双指针,一个往后读一个往前读,如果不一样就false,否则就是回文链表
/**
* Definition for singly-linked list.
* type ListNode struct {
* Val int
* Next *ListNode
* }
*/
func isPalindrome(head *ListNode) bool {
var cur *ListNode = head
var arr []int = []int{}
for cur != nil {
arr = append(arr,cur.Val)
cur = cur.Next
}
start := 0
end := len(arr) - 1
for start < end {
if arr[start] != arr[end] {
return false
}
start++
end--
}
return true
}
或者copy一个链表,把它反转了,和原来的链表一个一个比较,如果反转后的和原来的一样就是回文链表
/**
* Definition for singly-linked list.

* **数据条目**

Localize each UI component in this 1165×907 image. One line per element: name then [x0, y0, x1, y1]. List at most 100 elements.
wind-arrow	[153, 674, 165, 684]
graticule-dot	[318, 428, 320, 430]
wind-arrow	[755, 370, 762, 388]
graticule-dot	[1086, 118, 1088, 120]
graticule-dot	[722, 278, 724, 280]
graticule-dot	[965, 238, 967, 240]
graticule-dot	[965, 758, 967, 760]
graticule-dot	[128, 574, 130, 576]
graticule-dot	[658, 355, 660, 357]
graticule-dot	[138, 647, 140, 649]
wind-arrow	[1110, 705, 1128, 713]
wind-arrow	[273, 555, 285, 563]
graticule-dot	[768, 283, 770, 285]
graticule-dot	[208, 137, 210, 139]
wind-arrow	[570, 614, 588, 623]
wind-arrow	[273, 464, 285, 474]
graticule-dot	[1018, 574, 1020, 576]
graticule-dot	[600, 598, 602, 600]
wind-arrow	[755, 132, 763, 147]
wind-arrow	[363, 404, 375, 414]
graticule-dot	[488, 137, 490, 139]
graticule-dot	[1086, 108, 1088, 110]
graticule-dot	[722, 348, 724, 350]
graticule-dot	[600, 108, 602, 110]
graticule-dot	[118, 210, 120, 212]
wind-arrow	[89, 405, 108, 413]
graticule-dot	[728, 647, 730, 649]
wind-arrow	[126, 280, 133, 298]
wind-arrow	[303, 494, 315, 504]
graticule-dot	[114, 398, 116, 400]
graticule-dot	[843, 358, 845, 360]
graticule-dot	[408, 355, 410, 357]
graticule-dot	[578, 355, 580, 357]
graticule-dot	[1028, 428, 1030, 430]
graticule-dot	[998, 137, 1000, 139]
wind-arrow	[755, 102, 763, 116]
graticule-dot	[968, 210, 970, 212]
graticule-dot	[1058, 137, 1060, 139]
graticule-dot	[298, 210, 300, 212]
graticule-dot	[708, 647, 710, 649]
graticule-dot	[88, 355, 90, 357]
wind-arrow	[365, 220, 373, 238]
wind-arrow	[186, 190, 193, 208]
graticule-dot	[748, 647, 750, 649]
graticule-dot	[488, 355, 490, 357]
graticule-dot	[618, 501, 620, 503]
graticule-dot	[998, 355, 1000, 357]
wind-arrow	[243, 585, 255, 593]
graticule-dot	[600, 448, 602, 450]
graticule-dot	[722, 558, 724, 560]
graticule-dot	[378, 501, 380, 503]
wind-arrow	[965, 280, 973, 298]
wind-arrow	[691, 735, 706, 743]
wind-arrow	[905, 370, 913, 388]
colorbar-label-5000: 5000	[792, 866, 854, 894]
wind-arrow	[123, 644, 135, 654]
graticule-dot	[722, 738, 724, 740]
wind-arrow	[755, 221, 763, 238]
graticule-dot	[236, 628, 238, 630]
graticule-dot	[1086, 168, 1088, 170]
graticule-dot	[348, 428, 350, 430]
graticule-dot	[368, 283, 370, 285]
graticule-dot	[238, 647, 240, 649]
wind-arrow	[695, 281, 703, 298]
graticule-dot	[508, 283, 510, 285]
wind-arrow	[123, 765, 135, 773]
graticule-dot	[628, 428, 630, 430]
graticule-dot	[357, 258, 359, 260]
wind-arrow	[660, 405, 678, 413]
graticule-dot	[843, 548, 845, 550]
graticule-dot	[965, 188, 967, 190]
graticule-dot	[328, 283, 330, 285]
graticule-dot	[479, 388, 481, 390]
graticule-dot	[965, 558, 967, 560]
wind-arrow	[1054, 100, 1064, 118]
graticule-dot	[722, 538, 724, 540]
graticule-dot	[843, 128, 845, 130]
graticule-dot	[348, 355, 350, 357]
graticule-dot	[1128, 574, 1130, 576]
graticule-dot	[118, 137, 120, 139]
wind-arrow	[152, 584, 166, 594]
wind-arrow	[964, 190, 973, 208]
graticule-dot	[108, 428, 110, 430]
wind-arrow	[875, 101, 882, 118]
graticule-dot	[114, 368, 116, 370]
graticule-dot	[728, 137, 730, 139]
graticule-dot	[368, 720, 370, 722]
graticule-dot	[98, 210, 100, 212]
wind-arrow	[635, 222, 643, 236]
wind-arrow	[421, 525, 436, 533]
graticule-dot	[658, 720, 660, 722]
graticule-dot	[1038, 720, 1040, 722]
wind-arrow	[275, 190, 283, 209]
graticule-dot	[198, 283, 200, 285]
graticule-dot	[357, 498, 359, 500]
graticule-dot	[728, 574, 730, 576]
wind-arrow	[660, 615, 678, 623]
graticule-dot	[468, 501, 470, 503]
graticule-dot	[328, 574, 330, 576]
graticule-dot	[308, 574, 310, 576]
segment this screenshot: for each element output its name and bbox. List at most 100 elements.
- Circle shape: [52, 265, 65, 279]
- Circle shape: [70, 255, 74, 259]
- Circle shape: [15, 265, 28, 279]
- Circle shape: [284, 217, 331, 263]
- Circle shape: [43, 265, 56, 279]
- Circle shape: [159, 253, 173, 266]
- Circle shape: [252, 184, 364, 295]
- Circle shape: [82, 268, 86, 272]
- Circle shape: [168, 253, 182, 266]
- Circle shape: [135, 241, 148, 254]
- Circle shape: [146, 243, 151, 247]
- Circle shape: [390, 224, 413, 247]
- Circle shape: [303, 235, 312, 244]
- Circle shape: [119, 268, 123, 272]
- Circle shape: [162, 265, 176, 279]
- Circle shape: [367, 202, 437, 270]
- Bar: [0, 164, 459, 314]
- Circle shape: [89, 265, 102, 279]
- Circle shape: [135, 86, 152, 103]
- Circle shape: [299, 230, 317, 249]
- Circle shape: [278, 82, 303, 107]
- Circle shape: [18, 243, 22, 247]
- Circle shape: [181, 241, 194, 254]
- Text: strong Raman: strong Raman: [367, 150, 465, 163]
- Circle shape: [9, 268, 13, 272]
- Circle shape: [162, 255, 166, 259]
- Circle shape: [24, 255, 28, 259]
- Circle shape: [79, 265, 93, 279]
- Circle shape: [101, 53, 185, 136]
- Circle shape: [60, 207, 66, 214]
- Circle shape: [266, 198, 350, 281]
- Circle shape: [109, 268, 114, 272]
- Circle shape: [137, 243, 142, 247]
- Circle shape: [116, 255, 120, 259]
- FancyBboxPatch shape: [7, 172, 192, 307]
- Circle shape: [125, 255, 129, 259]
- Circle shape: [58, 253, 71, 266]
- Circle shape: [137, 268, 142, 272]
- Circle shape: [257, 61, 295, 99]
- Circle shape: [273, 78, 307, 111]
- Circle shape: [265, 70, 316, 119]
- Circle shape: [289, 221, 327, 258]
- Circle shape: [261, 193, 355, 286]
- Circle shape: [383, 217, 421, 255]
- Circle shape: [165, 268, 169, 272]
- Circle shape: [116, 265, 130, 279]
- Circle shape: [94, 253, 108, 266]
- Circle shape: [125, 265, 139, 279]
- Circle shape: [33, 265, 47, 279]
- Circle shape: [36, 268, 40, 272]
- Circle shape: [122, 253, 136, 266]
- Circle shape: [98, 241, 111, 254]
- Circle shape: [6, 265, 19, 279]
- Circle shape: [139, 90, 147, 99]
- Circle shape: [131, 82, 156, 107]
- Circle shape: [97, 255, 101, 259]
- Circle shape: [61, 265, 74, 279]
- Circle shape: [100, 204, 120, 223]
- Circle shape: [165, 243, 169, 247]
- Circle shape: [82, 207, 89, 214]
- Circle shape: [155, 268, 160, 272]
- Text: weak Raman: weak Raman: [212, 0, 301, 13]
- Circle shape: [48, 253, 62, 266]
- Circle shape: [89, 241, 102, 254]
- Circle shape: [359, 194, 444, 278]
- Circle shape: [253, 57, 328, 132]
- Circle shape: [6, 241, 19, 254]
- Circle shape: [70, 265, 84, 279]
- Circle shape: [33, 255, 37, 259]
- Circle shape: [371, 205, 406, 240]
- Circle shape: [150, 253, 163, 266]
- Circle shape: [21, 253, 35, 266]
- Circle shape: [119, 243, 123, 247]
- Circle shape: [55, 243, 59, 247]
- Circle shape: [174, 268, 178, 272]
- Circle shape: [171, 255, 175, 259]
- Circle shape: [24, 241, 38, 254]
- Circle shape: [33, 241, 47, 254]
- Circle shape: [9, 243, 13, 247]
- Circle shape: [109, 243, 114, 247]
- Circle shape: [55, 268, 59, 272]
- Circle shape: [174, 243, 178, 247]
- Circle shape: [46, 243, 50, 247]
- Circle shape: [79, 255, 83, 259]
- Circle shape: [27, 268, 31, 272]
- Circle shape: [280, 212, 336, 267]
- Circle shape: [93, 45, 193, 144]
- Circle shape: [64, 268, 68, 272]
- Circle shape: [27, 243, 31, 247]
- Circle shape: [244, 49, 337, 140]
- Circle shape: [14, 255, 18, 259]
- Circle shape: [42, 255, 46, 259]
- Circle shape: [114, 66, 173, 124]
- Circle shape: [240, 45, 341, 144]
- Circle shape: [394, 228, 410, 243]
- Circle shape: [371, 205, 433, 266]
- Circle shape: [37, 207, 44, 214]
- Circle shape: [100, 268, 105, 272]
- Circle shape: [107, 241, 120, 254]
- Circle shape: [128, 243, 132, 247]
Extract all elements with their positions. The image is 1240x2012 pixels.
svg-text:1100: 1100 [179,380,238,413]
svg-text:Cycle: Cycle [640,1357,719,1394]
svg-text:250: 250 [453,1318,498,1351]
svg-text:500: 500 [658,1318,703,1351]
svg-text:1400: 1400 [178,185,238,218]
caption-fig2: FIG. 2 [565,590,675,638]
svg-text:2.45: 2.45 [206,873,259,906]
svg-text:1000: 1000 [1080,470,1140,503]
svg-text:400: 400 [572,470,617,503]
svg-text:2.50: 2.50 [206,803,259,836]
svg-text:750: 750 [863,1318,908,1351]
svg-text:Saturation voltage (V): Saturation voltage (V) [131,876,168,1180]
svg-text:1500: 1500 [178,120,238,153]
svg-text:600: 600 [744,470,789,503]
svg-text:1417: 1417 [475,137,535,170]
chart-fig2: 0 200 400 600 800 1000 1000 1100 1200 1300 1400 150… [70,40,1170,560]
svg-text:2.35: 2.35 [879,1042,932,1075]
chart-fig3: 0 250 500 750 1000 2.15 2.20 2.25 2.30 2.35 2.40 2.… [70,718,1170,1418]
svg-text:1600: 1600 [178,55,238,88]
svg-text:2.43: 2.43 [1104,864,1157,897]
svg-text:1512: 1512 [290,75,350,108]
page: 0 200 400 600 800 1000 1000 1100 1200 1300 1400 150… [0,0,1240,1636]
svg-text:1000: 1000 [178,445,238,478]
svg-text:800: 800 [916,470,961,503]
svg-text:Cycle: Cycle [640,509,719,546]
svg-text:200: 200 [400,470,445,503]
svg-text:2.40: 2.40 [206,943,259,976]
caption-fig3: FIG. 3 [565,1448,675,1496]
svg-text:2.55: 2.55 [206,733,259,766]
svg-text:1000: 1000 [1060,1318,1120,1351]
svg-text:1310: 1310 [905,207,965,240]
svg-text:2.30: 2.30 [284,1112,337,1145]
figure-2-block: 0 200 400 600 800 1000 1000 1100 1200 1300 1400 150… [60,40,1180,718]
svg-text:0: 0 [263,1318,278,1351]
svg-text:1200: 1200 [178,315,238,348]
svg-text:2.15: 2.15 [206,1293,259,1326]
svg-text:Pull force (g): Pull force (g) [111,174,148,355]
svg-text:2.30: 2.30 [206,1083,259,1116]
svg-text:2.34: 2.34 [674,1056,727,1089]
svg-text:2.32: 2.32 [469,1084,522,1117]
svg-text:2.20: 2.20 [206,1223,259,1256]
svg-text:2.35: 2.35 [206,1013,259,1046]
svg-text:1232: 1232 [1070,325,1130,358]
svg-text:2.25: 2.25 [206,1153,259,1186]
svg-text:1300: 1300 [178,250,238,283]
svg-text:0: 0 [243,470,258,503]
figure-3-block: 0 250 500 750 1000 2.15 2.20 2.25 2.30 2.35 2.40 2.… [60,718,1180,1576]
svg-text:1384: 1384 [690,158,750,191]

* **待解问题**
1. 根据回文链表讲解回答下列问题:
(a) 第一种方法把链表中的值依次存入哪个变量?
(b) 双指针比较时,若 arr[start] 与 arr[end] 不相等,函数返回什么?
(c) 第二种方法要对复制出来的链表做什么处理?
2. 下列说法是否与回文链表讲解相符?
(a) 第一种方法中 end 的初始值是数组长度减一。
(b) 第一种方法在 start 等于 end 时仍会继续循环比较。
(c) 第二种方法直接反转原链表,不另做复制。
3. 请从回文链表讲解的最后一行之后接着续写。

* **逐题解答**
1.
(a) arr
(b) false
(c) 把它反转,再和原来的链表一个一个比较。

2.
(a) 是。“end := len(arr) - 1”
(b) 否。“for start < end {”
(c) 否。“或者copy一个链表,把它反转了”

3.
* type ListNode struct {
* Val int
* Next *ListNode
* }
*/
func reverseList(head *ListNode) *ListNode {
var reversedHead *ListNode = nil
for head != nil {
// 保存下一个节点
next := head.Next
// 将当前节点插入到反转链表的头部
head.Next = reversedHead
reversedHead = head
// 移动到下一个节点
head = next
}
return reversedHead
}
func copyList(head *ListNode) *ListNode {
if head == nil {
return nil
}
newHead := &ListNode{Val: head.Val}
cur := newHead
for head.Next != nil {
head = head.Next
cur.Next = &ListNode{Val: head.Val}
cur = cur.Next
}
return newHead
}
func isPalindrome(head *ListNode) bool {
if head == nil || head.Next == nil {
return true
}
copiedHead := copyList(head)
reversedHead := reverseList(copiedHead)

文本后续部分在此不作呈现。